Without including the pictures, copy out every line below.
----------
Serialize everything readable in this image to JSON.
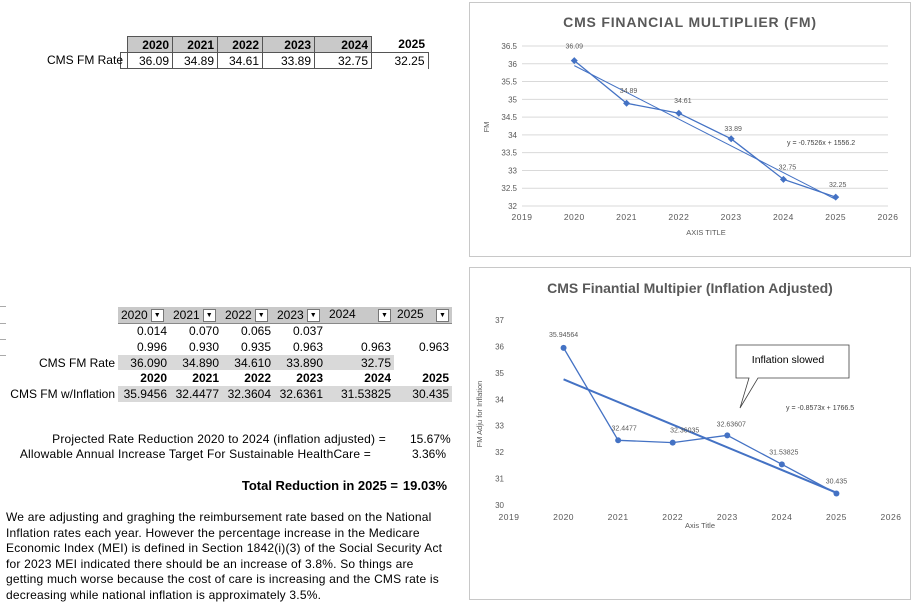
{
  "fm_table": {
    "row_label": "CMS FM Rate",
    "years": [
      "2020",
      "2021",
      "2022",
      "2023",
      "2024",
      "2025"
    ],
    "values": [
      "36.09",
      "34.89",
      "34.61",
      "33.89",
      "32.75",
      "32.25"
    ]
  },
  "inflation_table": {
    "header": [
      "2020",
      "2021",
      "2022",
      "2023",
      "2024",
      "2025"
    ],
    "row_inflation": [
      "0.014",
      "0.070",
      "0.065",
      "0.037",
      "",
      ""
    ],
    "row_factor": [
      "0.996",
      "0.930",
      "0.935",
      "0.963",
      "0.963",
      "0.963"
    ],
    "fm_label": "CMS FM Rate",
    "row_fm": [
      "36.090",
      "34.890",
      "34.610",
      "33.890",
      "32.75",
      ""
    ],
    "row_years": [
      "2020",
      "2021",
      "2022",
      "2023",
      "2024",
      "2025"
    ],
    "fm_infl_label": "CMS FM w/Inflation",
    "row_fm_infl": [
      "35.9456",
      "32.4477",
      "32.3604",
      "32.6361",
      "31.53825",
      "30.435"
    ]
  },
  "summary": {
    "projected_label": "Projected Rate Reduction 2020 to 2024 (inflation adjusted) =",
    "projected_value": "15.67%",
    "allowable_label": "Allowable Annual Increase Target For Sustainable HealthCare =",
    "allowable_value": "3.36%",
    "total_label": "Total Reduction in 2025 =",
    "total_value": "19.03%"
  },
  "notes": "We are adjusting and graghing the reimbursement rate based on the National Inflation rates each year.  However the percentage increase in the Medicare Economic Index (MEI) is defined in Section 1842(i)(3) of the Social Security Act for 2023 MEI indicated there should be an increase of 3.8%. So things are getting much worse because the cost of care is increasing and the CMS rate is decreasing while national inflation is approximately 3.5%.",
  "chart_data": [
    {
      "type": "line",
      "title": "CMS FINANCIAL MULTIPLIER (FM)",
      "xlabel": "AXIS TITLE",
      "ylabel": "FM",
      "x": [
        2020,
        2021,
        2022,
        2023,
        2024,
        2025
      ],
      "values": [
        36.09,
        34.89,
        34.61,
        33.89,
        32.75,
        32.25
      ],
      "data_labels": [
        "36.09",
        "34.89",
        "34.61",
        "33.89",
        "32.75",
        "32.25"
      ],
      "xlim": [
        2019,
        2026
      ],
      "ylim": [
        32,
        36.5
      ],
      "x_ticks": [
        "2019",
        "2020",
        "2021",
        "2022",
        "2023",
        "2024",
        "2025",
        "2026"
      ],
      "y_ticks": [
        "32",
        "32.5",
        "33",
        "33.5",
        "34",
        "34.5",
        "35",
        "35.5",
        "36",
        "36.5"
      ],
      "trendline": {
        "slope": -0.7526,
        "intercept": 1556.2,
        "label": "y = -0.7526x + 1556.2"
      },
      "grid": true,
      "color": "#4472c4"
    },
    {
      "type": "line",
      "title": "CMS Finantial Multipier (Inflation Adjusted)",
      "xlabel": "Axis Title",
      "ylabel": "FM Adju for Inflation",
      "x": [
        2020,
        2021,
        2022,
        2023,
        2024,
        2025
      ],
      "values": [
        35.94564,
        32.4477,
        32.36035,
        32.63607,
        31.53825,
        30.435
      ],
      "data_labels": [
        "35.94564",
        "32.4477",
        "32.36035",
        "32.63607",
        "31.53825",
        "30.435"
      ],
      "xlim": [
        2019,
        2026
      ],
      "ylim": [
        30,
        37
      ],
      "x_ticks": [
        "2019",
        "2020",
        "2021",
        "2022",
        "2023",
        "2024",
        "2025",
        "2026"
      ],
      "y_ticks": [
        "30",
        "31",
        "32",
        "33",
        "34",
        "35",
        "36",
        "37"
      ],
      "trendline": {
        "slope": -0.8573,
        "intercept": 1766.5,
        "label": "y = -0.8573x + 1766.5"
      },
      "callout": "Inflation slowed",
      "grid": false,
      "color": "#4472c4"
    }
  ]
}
----------
**REPLY**
Serialize everything readable in this image to JSON.
{
  "fm_table": {
    "row_label": "CMS FM Rate",
    "years": [
      "2020",
      "2021",
      "2022",
      "2023",
      "2024",
      "2025"
    ],
    "values": [
      "36.09",
      "34.89",
      "34.61",
      "33.89",
      "32.75",
      "32.25"
    ]
  },
  "inflation_table": {
    "header": [
      "2020",
      "2021",
      "2022",
      "2023",
      "2024",
      "2025"
    ],
    "row_inflation": [
      "0.014",
      "0.070",
      "0.065",
      "0.037",
      "",
      ""
    ],
    "row_factor": [
      "0.996",
      "0.930",
      "0.935",
      "0.963",
      "0.963",
      "0.963"
    ],
    "fm_label": "CMS FM Rate",
    "row_fm": [
      "36.090",
      "34.890",
      "34.610",
      "33.890",
      "32.75",
      ""
    ],
    "row_years": [
      "2020",
      "2021",
      "2022",
      "2023",
      "2024",
      "2025"
    ],
    "fm_infl_label": "CMS FM w/Inflation",
    "row_fm_infl": [
      "35.9456",
      "32.4477",
      "32.3604",
      "32.6361",
      "31.53825",
      "30.435"
    ]
  },
  "summary": {
    "projected_label": "Projected Rate Reduction 2020 to 2024 (inflation adjusted) =",
    "projected_value": "15.67%",
    "allowable_label": "Allowable Annual Increase Target For Sustainable HealthCare =",
    "allowable_value": "3.36%",
    "total_label": "Total Reduction in 2025 =",
    "total_value": "19.03%"
  },
  "notes": "We are adjusting and graghing the reimbursement rate based on the National Inflation rates each year.  However the percentage increase in the Medicare Economic Index (MEI) is defined in Section 1842(i)(3) of the Social Security Act for 2023 MEI indicated there should be an increase of 3.8%. So things are getting much worse because the cost of care is increasing and the CMS rate is decreasing while national inflation is approximately 3.5%.",
  "chart_data": [
    {
      "type": "line",
      "title": "CMS FINANCIAL MULTIPLIER (FM)",
      "xlabel": "AXIS TITLE",
      "ylabel": "FM",
      "x": [
        2020,
        2021,
        2022,
        2023,
        2024,
        2025
      ],
      "values": [
        36.09,
        34.89,
        34.61,
        33.89,
        32.75,
        32.25
      ],
      "data_labels": [
        "36.09",
        "34.89",
        "34.61",
        "33.89",
        "32.75",
        "32.25"
      ],
      "xlim": [
        2019,
        2026
      ],
      "ylim": [
        32,
        36.5
      ],
      "x_ticks": [
        "2019",
        "2020",
        "2021",
        "2022",
        "2023",
        "2024",
        "2025",
        "2026"
      ],
      "y_ticks": [
        "32",
        "32.5",
        "33",
        "33.5",
        "34",
        "34.5",
        "35",
        "35.5",
        "36",
        "36.5"
      ],
      "trendline": {
        "slope": -0.7526,
        "intercept": 1556.2,
        "label": "y = -0.7526x + 1556.2"
      },
      "grid": true,
      "color": "#4472c4"
    },
    {
      "type": "line",
      "title": "CMS Finantial Multipier (Inflation Adjusted)",
      "xlabel": "Axis Title",
      "ylabel": "FM Adju for Inflation",
      "x": [
        2020,
        2021,
        2022,
        2023,
        2024,
        2025
      ],
      "values": [
        35.94564,
        32.4477,
        32.36035,
        32.63607,
        31.53825,
        30.435
      ],
      "data_labels": [
        "35.94564",
        "32.4477",
        "32.36035",
        "32.63607",
        "31.53825",
        "30.435"
      ],
      "xlim": [
        2019,
        2026
      ],
      "ylim": [
        30,
        37
      ],
      "x_ticks": [
        "2019",
        "2020",
        "2021",
        "2022",
        "2023",
        "2024",
        "2025",
        "2026"
      ],
      "y_ticks": [
        "30",
        "31",
        "32",
        "33",
        "34",
        "35",
        "36",
        "37"
      ],
      "trendline": {
        "slope": -0.8573,
        "intercept": 1766.5,
        "label": "y = -0.8573x + 1766.5"
      },
      "callout": "Inflation slowed",
      "grid": false,
      "color": "#4472c4"
    }
  ]
}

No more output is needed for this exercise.